Extracted records
========================================================================

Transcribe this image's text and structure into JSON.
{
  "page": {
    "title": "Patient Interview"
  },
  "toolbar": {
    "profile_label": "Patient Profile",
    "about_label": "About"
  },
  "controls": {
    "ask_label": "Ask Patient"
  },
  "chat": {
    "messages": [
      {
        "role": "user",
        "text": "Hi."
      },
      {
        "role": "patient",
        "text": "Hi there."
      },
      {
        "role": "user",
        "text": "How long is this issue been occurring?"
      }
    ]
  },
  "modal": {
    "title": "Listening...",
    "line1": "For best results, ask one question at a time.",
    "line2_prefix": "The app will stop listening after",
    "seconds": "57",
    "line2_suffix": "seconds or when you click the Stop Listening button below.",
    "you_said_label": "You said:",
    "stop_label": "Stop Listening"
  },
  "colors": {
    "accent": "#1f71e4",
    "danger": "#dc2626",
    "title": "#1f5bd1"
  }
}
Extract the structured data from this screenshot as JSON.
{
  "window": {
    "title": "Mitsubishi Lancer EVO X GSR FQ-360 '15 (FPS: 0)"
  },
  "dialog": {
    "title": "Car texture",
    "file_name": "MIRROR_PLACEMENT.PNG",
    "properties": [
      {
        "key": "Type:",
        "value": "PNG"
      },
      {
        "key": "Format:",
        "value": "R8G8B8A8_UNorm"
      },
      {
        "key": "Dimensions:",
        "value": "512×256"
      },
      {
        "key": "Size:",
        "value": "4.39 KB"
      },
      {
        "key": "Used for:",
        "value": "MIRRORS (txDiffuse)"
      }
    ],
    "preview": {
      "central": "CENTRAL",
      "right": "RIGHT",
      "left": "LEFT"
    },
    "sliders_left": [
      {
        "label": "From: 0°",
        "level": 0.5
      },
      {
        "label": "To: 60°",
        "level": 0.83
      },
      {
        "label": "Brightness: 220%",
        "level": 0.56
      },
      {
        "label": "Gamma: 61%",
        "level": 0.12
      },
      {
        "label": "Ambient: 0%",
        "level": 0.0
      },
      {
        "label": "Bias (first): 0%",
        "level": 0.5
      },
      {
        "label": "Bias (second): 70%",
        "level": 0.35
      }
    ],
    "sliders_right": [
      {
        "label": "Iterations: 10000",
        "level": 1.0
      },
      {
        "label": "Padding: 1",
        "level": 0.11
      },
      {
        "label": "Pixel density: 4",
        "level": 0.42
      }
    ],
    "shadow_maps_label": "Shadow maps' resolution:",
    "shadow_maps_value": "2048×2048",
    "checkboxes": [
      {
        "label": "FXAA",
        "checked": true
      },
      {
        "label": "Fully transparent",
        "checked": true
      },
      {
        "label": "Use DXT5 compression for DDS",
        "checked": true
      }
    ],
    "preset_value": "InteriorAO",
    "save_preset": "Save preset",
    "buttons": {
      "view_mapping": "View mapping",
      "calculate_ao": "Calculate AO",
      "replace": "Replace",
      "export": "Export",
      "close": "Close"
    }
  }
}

========================================================================

WORK REQUIRED>
Extract all of the data above and output it character for character.

RESPONSE FOR THIS EXERCISE>
Transcribe this image's text and structure into JSON.
{
  "page": {
    "title": "Patient Interview"
  },
  "toolbar": {
    "profile_label": "Patient Profile",
    "about_label": "About"
  },
  "controls": {
    "ask_label": "Ask Patient"
  },
  "chat": {
    "messages": [
      {
        "role": "user",
        "text": "Hi."
      },
      {
        "role": "patient",
        "text": "Hi there."
      },
      {
        "role": "user",
        "text": "How long is this issue been occurring?"
      }
    ]
  },
  "modal": {
    "title": "Listening...",
    "line1": "For best results, ask one question at a time.",
    "line2_prefix": "The app will stop listening after",
    "seconds": "57",
    "line2_suffix": "seconds or when you click the Stop Listening button below.",
    "you_said_label": "You said:",
    "stop_label": "Stop Listening"
  },
  "colors": {
    "accent": "#1f71e4",
    "danger": "#dc2626",
    "title": "#1f5bd1"
  }
}
Extract the structured data from this screenshot as JSON.
{
  "window": {
    "title": "Mitsubishi Lancer EVO X GSR FQ-360 '15 (FPS: 0)"
  },
  "dialog": {
    "title": "Car texture",
    "file_name": "MIRROR_PLACEMENT.PNG",
    "properties": [
      {
        "key": "Type:",
        "value": "PNG"
      },
      {
        "key": "Format:",
        "value": "R8G8B8A8_UNorm"
      },
      {
        "key": "Dimensions:",
        "value": "512×256"
      },
      {
        "key": "Size:",
        "value": "4.39 KB"
      },
      {
        "key": "Used for:",
        "value": "MIRRORS (txDiffuse)"
      }
    ],
    "preview": {
      "central": "CENTRAL",
      "right": "RIGHT",
      "left": "LEFT"
    },
    "sliders_left": [
      {
        "label": "From: 0°",
        "level": 0.5
      },
      {
        "label": "To: 60°",
        "level": 0.83
      },
      {
        "label": "Brightness: 220%",
        "level": 0.56
      },
      {
        "label": "Gamma: 61%",
        "level": 0.12
      },
      {
        "label": "Ambient: 0%",
        "level": 0.0
      },
      {
        "label": "Bias (first): 0%",
        "level": 0.5
      },
      {
        "label": "Bias (second): 70%",
        "level": 0.35
      }
    ],
    "sliders_right": [
      {
        "label": "Iterations: 10000",
        "level": 1.0
      },
      {
        "label": "Padding: 1",
        "level": 0.11
      },
      {
        "label": "Pixel density: 4",
        "level": 0.42
      }
    ],
    "shadow_maps_label": "Shadow maps' resolution:",
    "shadow_maps_value": "2048×2048",
    "checkboxes": [
      {
        "label": "FXAA",
        "checked": true
      },
      {
        "label": "Fully transparent",
        "checked": true
      },
      {
        "label": "Use DXT5 compression for DDS",
        "checked": true
      }
    ],
    "preset_value": "InteriorAO",
    "save_preset": "Save preset",
    "buttons": {
      "view_mapping": "View mapping",
      "calculate_ao": "Calculate AO",
      "replace": "Replace",
      "export": "Export",
      "close": "Close"
    }
  }
}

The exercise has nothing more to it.